Track down the lines that contain "fields" and copy them.

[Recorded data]
--- Start ---
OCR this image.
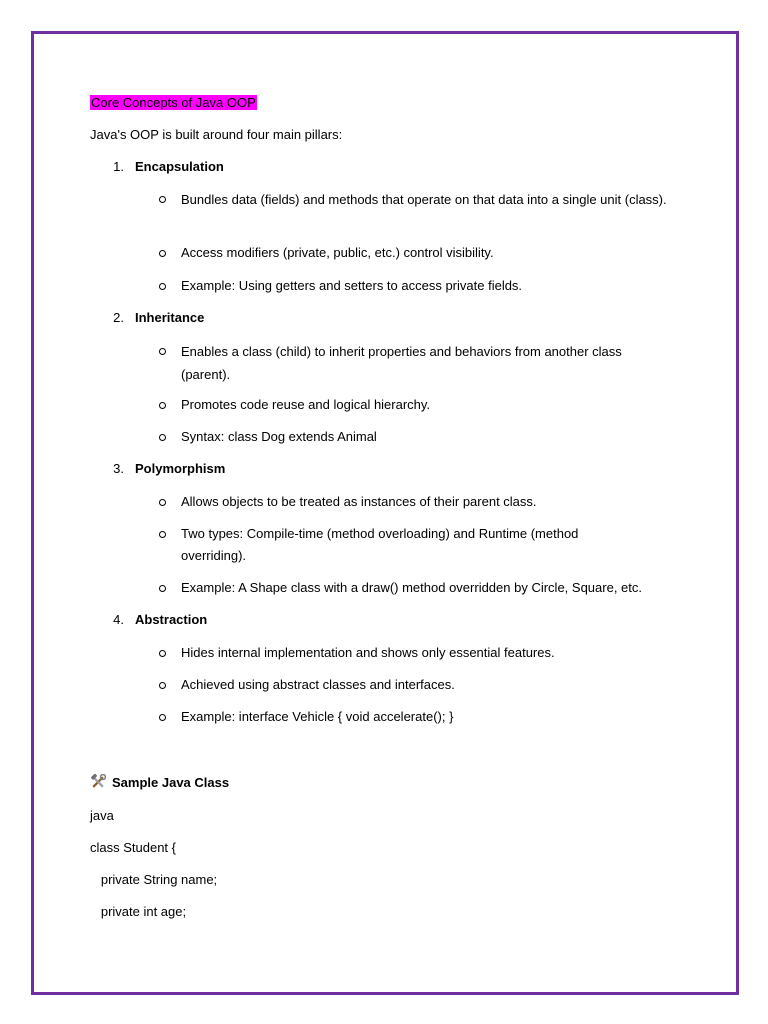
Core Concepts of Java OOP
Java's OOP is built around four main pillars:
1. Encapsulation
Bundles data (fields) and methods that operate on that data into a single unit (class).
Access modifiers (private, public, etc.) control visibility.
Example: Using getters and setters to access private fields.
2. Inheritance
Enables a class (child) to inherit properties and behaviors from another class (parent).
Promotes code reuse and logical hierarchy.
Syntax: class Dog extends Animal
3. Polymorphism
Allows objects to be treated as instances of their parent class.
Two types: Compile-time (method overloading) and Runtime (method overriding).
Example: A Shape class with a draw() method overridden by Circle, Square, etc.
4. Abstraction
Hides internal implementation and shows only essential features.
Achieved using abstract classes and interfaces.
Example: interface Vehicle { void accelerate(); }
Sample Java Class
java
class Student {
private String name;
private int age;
--- End ---
[Final result]
Bundles data (fields) and methods that operate on that data into a single unit (class).
Example: Using getters and setters to access private fields.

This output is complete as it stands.